**Given request**: Exactly reproduce the lines that follow.

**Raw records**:
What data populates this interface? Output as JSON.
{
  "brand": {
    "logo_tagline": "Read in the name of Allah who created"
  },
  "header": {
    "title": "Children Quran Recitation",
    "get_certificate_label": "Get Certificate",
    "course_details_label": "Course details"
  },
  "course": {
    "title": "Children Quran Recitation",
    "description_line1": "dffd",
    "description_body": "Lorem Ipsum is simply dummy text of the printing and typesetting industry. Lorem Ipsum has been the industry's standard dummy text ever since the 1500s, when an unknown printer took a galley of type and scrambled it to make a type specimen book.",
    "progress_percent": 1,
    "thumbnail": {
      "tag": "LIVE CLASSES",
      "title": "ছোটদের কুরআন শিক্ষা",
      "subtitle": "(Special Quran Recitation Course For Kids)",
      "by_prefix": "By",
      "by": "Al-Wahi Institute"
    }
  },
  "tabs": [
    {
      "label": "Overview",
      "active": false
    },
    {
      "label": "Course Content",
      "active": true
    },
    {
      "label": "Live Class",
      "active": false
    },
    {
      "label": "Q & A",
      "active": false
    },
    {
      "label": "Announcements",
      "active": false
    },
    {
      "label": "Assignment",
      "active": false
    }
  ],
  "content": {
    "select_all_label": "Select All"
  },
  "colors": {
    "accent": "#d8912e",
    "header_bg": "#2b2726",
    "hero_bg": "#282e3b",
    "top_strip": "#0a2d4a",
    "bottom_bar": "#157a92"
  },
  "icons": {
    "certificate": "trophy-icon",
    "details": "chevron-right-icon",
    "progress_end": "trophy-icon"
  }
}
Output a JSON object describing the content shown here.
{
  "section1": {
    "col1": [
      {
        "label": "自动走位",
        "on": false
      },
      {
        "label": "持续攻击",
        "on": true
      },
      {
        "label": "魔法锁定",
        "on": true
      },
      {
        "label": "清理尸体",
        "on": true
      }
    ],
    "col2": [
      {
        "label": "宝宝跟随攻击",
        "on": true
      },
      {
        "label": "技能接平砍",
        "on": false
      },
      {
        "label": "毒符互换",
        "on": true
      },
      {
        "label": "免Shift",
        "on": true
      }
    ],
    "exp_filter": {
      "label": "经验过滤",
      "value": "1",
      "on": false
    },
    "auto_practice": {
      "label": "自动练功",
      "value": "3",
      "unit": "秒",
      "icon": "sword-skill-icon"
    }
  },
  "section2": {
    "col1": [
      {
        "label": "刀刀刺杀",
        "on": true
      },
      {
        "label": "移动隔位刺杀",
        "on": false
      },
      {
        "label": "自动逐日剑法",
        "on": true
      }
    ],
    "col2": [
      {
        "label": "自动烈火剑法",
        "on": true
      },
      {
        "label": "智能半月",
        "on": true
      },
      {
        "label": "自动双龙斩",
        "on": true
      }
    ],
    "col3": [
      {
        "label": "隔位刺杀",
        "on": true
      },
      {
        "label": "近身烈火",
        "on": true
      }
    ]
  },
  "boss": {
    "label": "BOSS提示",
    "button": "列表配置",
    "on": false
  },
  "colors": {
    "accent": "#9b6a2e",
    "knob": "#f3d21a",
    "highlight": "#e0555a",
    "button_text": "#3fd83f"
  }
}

**Reply**:
What data populates this interface? Output as JSON.
{
  "brand": {
    "logo_tagline": "Read in the name of Allah who created"
  },
  "header": {
    "title": "Children Quran Recitation",
    "get_certificate_label": "Get Certificate",
    "course_details_label": "Course details"
  },
  "course": {
    "title": "Children Quran Recitation",
    "description_line1": "dffd",
    "description_body": "Lorem Ipsum is simply dummy text of the printing and typesetting industry. Lorem Ipsum has been the industry's standard dummy text ever since the 1500s, when an unknown printer took a galley of type and scrambled it to make a type specimen book.",
    "progress_percent": 1,
    "thumbnail": {
      "tag": "LIVE CLASSES",
      "title": "ছোটদের কুরআন শিক্ষা",
      "subtitle": "(Special Quran Recitation Course For Kids)",
      "by_prefix": "By",
      "by": "Al-Wahi Institute"
    }
  },
  "tabs": [
    {
      "label": "Overview",
      "active": false
    },
    {
      "label": "Course Content",
      "active": true
    },
    {
      "label": "Live Class",
      "active": false
    },
    {
      "label": "Q & A",
      "active": false
    },
    {
      "label": "Announcements",
      "active": false
    },
    {
      "label": "Assignment",
      "active": false
    }
  ],
  "content": {
    "select_all_label": "Select All"
  },
  "colors": {
    "accent": "#d8912e",
    "header_bg": "#2b2726",
    "hero_bg": "#282e3b",
    "top_strip": "#0a2d4a",
    "bottom_bar": "#157a92"
  },
  "icons": {
    "certificate": "trophy-icon",
    "details": "chevron-right-icon",
    "progress_end": "trophy-icon"
  }
}
Output a JSON object describing the content shown here.
{
  "section1": {
    "col1": [
      {
        "label": "自动走位",
        "on": false
      },
      {
        "label": "持续攻击",
        "on": true
      },
      {
        "label": "魔法锁定",
        "on": true
      },
      {
        "label": "清理尸体",
        "on": true
      }
    ],
    "col2": [
      {
        "label": "宝宝跟随攻击",
        "on": true
      },
      {
        "label": "技能接平砍",
        "on": false
      },
      {
        "label": "毒符互换",
        "on": true
      },
      {
        "label": "免Shift",
        "on": true
      }
    ],
    "exp_filter": {
      "label": "经验过滤",
      "value": "1",
      "on": false
    },
    "auto_practice": {
      "label": "自动练功",
      "value": "3",
      "unit": "秒",
      "icon": "sword-skill-icon"
    }
  },
  "section2": {
    "col1": [
      {
        "label": "刀刀刺杀",
        "on": true
      },
      {
        "label": "移动隔位刺杀",
        "on": false
      },
      {
        "label": "自动逐日剑法",
        "on": true
      }
    ],
    "col2": [
      {
        "label": "自动烈火剑法",
        "on": true
      },
      {
        "label": "智能半月",
        "on": true
      },
      {
        "label": "自动双龙斩",
        "on": true
      }
    ],
    "col3": [
      {
        "label": "隔位刺杀",
        "on": true
      },
      {
        "label": "近身烈火",
        "on": true
      }
    ]
  },
  "boss": {
    "label": "BOSS提示",
    "button": "列表配置",
    "on": false
  },
  "colors": {
    "accent": "#9b6a2e",
    "knob": "#f3d21a",
    "highlight": "#e0555a",
    "button_text": "#3fd83f"
  }
}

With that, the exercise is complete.